### DATASET ROWS

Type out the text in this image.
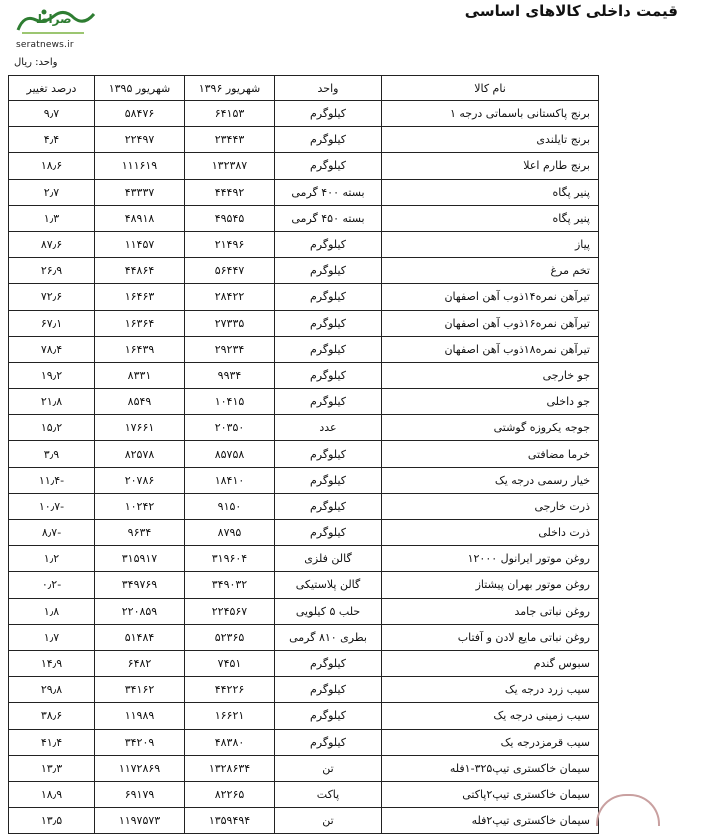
صراط
seratnews.ir
قیمت داخلی کالاهای اساسی
واحد: ریال
نام کالا	واحد	شهریور ۱۳۹۶	شهریور ۱۳۹۵	درصد تغییر
برنج پاکستانی باسماتی درجه ۱	کیلوگرم	۶۴۱۵۳	۵۸۴۷۶	۹٫۷
برنج تایلندی	کیلوگرم	۲۳۴۴۳	۲۲۴۹۷	۴٫۴
برنج طارم اعلا	کیلوگرم	۱۳۲۳۸۷	۱۱۱۶۱۹	۱۸٫۶
پنیر پگاه	بسته ۴۰۰ گرمی	۴۴۴۹۲	۴۳۳۳۷	۲٫۷
پنیر پگاه	بسته ۴۵۰ گرمی	۴۹۵۴۵	۴۸۹۱۸	۱٫۳
پیاز	کیلوگرم	۲۱۴۹۶	۱۱۴۵۷	۸۷٫۶
تخم مرغ	کیلوگرم	۵۶۴۴۷	۴۴۸۶۴	۲۶٫۹
تیرآهن نمره۱۴ذوب آهن اصفهان	کیلوگرم	۲۸۴۲۲	۱۶۴۶۳	۷۲٫۶
تیرآهن نمره۱۶ذوب آهن اصفهان	کیلوگرم	۲۷۳۳۵	۱۶۳۶۴	۶۷٫۱
تیرآهن نمره۱۸ذوب آهن اصفهان	کیلوگرم	۲۹۲۳۴	۱۶۴۳۹	۷۸٫۴
جو خارجی	کیلوگرم	۹۹۳۴	۸۳۳۱	۱۹٫۲
جو داخلی	کیلوگرم	۱۰۴۱۵	۸۵۴۹	۲۱٫۸
جوجه یکروزه گوشتی	عدد	۲۰۳۵۰	۱۷۶۶۱	۱۵٫۲
خرما مضافتی	کیلوگرم	۸۵۷۵۸	۸۲۵۷۸	۳٫۹
خیار رسمی درجه یک	کیلوگرم	۱۸۴۱۰	۲۰۷۸۶	-۱۱٫۴
ذرت خارجی	کیلوگرم	۹۱۵۰	۱۰۲۴۲	-۱۰٫۷
ذرت داخلی	کیلوگرم	۸۷۹۵	۹۶۳۴	-۸٫۷
روغن موتور ایرانول ۱۲۰۰۰	گالن فلزی	۳۱۹۶۰۴	۳۱۵۹۱۷	۱٫۲
روغن موتور بهران پیشتاز	گالن پلاستیکی	۳۴۹۰۳۲	۳۴۹۷۶۹	-۰٫۲
روغن نباتی جامد	حلب ۵ کیلویی	۲۲۴۵۶۷	۲۲۰۸۵۹	۱٫۸
روغن نباتی مایع لادن و آفتاب	بطری ۸۱۰ گرمی	۵۲۳۶۵	۵۱۴۸۴	۱٫۷
سبوس گندم	کیلوگرم	۷۴۵۱	۶۴۸۲	۱۴٫۹
سیب زرد درجه یک	کیلوگرم	۴۴۲۲۶	۳۴۱۶۲	۲۹٫۸
سیب زمینی درجه یک	کیلوگرم	۱۶۶۲۱	۱۱۹۸۹	۳۸٫۶
سیب قرمزدرجه یک	کیلوگرم	۴۸۳۸۰	۳۴۲۰۹	۴۱٫۴
سیمان خاکستری تیپ۳۲۵-۱فله	تن	۱۳۲۸۶۳۴	۱۱۷۲۸۶۹	۱۳٫۳
سیمان خاکستری تیپ۲پاکتی	پاکت	۸۲۲۶۵	۶۹۱۷۹	۱۸٫۹
سیمان خاکستری تیپ۲فله	تن	۱۳۵۹۴۹۴	۱۱۹۷۵۷۳	۱۳٫۵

### TASK INSTRUCTIONS
In the entries above, identify every line with the string "پنیر".

### FULL ANSWER
پنیر پگاه	بسته ۴۰۰ گرمی	۴۴۴۹۲	۴۳۳۳۷	۲٫۷
پنیر پگاه	بسته ۴۵۰ گرمی	۴۹۵۴۵	۴۸۹۱۸	۱٫۳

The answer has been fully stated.